■ Exercise brief: Check every line of the entries below for the word "color", and copy the ones that have it.

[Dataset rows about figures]
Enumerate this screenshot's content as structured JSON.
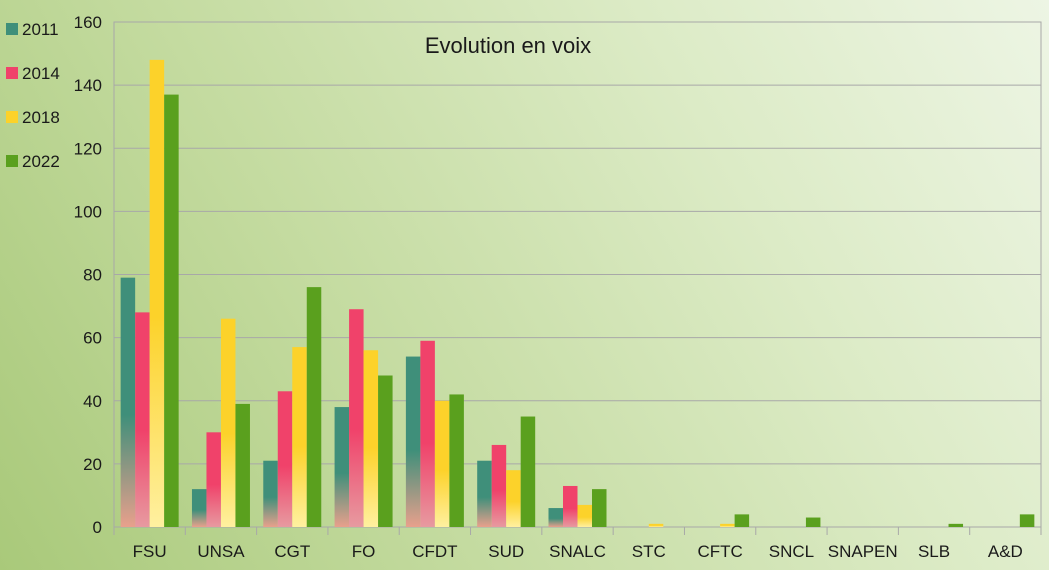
{
  "chart_data": {
    "type": "bar",
    "title": "Evolution en voix",
    "categories": [
      "FSU",
      "UNSA",
      "CGT",
      "FO",
      "CFDT",
      "SUD",
      "SNALC",
      "STC",
      "CFTC",
      "SNCL",
      "SNAPEN",
      "SLB",
      "A&D"
    ],
    "series": [
      {
        "name": "2011",
        "color": "#3f8f7a",
        "values": [
          79,
          12,
          21,
          38,
          54,
          21,
          6,
          0,
          0,
          0,
          0,
          0,
          0
        ]
      },
      {
        "name": "2014",
        "color": "#f0426a",
        "values": [
          68,
          30,
          43,
          69,
          59,
          26,
          13,
          0,
          0,
          0,
          0,
          0,
          0
        ]
      },
      {
        "name": "2018",
        "color": "#fcd22a",
        "values": [
          148,
          66,
          57,
          56,
          40,
          18,
          7,
          1,
          1,
          0,
          0,
          0,
          0
        ]
      },
      {
        "name": "2022",
        "color": "#5aa01e",
        "values": [
          137,
          39,
          76,
          48,
          42,
          35,
          12,
          0,
          4,
          3,
          0,
          1,
          4
        ]
      }
    ],
    "ylim": [
      0,
      160
    ],
    "yticks": [
      0,
      20,
      40,
      60,
      80,
      100,
      120,
      140,
      160
    ],
    "grid": true,
    "legend_position": "left"
  }
}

■ In response:
        "color": "#3f8f7a",
        "color": "#f0426a",
        "color": "#fcd22a",
        "color": "#5aa01e",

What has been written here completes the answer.